_Dataset entries:_
☆ ☆ ☆ ☆
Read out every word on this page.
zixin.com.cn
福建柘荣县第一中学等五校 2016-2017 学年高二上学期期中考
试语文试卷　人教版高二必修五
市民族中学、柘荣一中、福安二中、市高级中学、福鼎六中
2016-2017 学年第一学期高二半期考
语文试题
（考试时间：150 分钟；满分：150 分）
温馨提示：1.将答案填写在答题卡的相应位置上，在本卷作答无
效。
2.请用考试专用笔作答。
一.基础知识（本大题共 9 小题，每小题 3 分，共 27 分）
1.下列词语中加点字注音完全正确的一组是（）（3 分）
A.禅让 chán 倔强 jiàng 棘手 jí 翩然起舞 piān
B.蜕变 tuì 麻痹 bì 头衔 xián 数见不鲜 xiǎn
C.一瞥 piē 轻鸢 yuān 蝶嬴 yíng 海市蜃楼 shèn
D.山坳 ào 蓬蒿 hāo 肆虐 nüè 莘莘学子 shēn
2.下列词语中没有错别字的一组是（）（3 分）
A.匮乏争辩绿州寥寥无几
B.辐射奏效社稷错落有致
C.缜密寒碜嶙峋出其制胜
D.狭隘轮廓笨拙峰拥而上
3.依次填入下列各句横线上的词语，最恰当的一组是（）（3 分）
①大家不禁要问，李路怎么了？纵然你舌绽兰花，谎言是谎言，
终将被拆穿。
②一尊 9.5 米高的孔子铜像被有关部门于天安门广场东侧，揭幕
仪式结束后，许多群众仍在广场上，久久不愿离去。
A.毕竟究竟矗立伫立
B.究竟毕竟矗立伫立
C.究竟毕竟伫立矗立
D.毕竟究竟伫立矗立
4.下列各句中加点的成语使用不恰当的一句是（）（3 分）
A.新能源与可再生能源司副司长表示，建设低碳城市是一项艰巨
☆ ☆ ☆ ☆
_WHAT YOU WILL DO:_ All of the entries above must be quoted exactly.

_OUTPUT OF THE TASK:_
Read out every word on this page.
zixin.com.cn
福建柘荣县第一中学等五校 2016-2017 学年高二上学期期中考
试语文试卷　人教版高二必修五
市民族中学、柘荣一中、福安二中、市高级中学、福鼎六中
2016-2017 学年第一学期高二半期考
语文试题
（考试时间：150 分钟；满分：150 分）
温馨提示：1.将答案填写在答题卡的相应位置上，在本卷作答无
效。
2.请用考试专用笔作答。
一.基础知识（本大题共 9 小题，每小题 3 分，共 27 分）
1.下列词语中加点字注音完全正确的一组是（）（3 分）
A.禅让 chán 倔强 jiàng 棘手 jí 翩然起舞 piān
B.蜕变 tuì 麻痹 bì 头衔 xián 数见不鲜 xiǎn
C.一瞥 piē 轻鸢 yuān 蝶嬴 yíng 海市蜃楼 shèn
D.山坳 ào 蓬蒿 hāo 肆虐 nüè 莘莘学子 shēn
2.下列词语中没有错别字的一组是（）（3 分）
A.匮乏争辩绿州寥寥无几
B.辐射奏效社稷错落有致
C.缜密寒碜嶙峋出其制胜
D.狭隘轮廓笨拙峰拥而上
3.依次填入下列各句横线上的词语，最恰当的一组是（）（3 分）
①大家不禁要问，李路怎么了？纵然你舌绽兰花，谎言是谎言，
终将被拆穿。
②一尊 9.5 米高的孔子铜像被有关部门于天安门广场东侧，揭幕
仪式结束后，许多群众仍在广场上，久久不愿离去。
A.毕竟究竟矗立伫立
B.究竟毕竟矗立伫立
C.究竟毕竟伫立矗立
D.毕竟究竟伫立矗立
4.下列各句中加点的成语使用不恰当的一句是（）（3 分）
A.新能源与可再生能源司副司长表示，建设低碳城市是一项艰巨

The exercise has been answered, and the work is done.